SHORT TASK |
Scan the material for the word "JSON", and copy each line where it shows up.

RECORDS FOR THE TASK |

•••

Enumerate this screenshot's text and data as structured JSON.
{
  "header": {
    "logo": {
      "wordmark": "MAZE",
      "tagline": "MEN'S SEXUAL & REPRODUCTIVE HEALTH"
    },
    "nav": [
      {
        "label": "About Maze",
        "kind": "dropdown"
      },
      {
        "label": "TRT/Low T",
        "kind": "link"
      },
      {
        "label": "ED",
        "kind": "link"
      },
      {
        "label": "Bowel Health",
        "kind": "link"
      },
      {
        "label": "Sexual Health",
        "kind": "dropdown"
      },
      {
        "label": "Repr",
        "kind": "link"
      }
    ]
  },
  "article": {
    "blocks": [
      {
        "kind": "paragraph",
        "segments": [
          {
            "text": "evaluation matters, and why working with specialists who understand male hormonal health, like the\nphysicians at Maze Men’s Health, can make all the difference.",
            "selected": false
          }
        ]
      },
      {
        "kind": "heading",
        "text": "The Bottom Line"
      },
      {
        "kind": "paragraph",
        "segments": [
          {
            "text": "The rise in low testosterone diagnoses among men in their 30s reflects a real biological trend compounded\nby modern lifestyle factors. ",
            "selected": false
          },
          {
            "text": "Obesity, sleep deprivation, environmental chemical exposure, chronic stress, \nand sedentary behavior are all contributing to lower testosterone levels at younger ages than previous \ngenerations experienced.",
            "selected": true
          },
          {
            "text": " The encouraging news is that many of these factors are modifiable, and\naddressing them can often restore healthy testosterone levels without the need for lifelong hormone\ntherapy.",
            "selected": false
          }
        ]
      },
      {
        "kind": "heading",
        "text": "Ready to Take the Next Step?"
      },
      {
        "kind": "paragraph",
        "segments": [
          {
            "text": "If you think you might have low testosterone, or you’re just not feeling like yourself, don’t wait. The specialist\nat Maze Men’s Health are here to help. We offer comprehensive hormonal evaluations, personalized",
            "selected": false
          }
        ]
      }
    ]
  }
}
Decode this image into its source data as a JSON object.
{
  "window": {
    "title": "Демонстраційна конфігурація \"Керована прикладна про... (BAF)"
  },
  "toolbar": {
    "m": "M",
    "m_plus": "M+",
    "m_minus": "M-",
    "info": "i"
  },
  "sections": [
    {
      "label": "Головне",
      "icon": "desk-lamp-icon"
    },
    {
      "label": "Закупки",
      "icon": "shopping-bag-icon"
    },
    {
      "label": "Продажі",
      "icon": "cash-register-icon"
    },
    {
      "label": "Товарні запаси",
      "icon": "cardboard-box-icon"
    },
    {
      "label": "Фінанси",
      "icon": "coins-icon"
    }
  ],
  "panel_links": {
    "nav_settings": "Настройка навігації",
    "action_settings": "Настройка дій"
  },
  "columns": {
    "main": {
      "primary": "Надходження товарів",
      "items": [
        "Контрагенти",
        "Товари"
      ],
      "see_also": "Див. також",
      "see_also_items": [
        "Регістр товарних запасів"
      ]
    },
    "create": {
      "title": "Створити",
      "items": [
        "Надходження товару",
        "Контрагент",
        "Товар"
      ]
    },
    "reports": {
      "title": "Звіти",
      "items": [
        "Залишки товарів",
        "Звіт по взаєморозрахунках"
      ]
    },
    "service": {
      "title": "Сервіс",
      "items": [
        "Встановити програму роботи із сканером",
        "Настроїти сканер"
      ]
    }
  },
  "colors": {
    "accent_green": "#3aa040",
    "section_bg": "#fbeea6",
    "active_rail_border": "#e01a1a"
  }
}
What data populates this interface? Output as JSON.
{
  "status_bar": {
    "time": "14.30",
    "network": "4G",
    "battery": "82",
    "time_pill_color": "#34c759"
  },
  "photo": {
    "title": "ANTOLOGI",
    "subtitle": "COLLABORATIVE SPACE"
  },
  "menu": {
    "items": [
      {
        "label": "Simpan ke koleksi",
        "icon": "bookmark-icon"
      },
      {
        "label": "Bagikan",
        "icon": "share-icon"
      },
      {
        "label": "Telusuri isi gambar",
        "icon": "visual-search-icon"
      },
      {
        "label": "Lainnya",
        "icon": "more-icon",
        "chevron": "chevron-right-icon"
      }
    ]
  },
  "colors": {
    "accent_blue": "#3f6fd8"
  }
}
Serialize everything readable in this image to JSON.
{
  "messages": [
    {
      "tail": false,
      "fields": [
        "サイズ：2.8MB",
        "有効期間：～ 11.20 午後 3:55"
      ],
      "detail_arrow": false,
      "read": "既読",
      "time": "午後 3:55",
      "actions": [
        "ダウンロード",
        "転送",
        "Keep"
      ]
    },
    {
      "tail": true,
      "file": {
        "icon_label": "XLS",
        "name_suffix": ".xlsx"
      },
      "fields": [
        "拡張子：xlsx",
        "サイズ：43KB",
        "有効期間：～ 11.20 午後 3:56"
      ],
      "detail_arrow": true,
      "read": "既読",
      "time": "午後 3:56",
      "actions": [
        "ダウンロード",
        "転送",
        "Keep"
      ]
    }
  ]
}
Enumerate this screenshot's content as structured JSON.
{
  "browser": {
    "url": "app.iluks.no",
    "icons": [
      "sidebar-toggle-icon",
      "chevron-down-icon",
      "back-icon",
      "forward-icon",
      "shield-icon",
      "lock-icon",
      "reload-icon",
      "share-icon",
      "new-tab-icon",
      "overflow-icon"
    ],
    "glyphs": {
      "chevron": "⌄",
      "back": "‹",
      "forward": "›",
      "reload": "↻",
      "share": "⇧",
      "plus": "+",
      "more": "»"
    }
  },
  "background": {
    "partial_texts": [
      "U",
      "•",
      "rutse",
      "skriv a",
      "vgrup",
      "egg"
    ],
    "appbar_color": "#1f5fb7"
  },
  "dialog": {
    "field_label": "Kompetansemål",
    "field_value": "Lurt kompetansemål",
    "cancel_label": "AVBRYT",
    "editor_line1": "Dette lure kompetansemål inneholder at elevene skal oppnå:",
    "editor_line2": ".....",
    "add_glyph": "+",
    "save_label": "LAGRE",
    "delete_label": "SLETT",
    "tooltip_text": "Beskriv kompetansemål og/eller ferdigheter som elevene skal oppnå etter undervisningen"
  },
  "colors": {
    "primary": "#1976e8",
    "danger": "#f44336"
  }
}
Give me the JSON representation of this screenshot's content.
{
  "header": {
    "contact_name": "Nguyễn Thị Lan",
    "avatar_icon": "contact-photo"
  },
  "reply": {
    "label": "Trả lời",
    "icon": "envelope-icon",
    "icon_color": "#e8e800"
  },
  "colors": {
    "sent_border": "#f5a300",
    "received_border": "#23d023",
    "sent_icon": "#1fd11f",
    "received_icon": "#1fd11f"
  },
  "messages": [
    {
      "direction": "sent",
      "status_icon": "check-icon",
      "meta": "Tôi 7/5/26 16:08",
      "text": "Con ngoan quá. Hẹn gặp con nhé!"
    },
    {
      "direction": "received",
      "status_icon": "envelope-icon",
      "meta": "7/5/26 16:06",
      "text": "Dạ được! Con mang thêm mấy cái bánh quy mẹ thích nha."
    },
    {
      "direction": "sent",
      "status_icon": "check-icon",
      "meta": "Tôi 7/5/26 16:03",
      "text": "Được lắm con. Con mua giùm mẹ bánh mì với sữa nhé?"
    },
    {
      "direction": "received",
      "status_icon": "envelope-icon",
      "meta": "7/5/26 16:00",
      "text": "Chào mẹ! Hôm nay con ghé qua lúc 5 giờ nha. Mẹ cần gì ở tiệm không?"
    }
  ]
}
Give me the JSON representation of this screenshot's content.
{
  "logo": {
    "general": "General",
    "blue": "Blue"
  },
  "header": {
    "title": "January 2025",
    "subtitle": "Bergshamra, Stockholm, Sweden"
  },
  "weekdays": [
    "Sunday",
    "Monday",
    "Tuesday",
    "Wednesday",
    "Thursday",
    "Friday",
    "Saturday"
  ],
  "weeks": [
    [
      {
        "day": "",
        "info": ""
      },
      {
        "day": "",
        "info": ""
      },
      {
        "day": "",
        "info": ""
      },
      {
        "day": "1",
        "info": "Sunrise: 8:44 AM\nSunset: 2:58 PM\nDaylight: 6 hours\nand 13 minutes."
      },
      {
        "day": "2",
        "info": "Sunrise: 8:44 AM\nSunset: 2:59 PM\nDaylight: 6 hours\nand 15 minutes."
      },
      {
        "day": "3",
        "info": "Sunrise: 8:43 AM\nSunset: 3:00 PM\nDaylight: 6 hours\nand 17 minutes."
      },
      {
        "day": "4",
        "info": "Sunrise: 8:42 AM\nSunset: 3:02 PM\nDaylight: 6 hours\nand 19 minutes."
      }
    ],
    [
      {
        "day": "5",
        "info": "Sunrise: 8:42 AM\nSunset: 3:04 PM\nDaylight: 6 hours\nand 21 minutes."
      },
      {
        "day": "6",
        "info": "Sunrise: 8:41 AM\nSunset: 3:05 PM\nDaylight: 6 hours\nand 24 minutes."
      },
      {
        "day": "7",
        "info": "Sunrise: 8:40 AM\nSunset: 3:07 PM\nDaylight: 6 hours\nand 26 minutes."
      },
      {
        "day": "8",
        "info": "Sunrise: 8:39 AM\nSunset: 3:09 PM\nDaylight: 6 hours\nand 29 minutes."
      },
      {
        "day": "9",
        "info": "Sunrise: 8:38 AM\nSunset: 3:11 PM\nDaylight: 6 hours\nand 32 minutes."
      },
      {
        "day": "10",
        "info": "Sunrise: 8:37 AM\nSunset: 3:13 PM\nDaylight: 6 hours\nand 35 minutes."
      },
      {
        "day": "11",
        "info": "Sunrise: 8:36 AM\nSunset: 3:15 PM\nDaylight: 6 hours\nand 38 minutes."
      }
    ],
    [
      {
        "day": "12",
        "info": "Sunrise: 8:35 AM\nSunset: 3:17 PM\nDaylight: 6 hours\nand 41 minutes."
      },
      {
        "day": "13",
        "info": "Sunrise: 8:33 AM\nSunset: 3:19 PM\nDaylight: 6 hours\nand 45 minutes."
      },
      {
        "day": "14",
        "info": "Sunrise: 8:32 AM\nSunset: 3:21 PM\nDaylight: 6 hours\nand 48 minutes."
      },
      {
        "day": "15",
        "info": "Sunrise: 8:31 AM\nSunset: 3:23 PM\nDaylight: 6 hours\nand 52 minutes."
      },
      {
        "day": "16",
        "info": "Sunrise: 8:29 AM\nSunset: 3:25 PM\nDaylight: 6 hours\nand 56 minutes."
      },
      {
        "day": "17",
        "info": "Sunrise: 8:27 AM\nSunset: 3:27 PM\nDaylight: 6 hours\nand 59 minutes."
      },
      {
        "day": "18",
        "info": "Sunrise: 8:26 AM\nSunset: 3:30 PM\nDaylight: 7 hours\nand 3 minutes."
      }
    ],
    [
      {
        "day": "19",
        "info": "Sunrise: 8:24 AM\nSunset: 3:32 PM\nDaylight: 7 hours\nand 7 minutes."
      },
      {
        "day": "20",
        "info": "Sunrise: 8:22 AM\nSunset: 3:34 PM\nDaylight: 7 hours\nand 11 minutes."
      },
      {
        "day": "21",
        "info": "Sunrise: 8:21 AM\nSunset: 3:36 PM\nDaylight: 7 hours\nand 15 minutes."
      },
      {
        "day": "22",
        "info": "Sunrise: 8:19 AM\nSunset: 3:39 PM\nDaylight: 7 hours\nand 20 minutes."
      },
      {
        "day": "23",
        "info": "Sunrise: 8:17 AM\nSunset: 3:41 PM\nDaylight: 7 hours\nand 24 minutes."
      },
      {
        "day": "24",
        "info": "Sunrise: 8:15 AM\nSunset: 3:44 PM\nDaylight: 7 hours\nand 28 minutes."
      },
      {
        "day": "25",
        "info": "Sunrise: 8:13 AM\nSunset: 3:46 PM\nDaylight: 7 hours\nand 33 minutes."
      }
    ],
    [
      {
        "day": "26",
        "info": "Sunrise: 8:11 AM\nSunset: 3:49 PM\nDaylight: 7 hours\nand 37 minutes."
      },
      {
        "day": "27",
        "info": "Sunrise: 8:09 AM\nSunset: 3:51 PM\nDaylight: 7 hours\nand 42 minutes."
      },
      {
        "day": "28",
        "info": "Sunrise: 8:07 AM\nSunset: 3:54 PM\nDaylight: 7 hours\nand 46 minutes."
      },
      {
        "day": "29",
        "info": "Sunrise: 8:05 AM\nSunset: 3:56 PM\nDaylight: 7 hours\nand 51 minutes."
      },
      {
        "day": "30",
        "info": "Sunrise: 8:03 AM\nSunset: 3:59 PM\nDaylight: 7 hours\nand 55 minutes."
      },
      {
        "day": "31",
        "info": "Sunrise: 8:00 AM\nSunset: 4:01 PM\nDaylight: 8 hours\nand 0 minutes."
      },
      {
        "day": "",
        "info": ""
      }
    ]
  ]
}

•••

THE RESULT |
Enumerate this screenshot's text and data as structured JSON.
Decode this image into its source data as a JSON object.
What data populates this interface? Output as JSON.
Serialize everything readable in this image to JSON.
Enumerate this screenshot's content as structured JSON.
Give me the JSON representation of this screenshot's content.
Give me the JSON representation of this screenshot's content.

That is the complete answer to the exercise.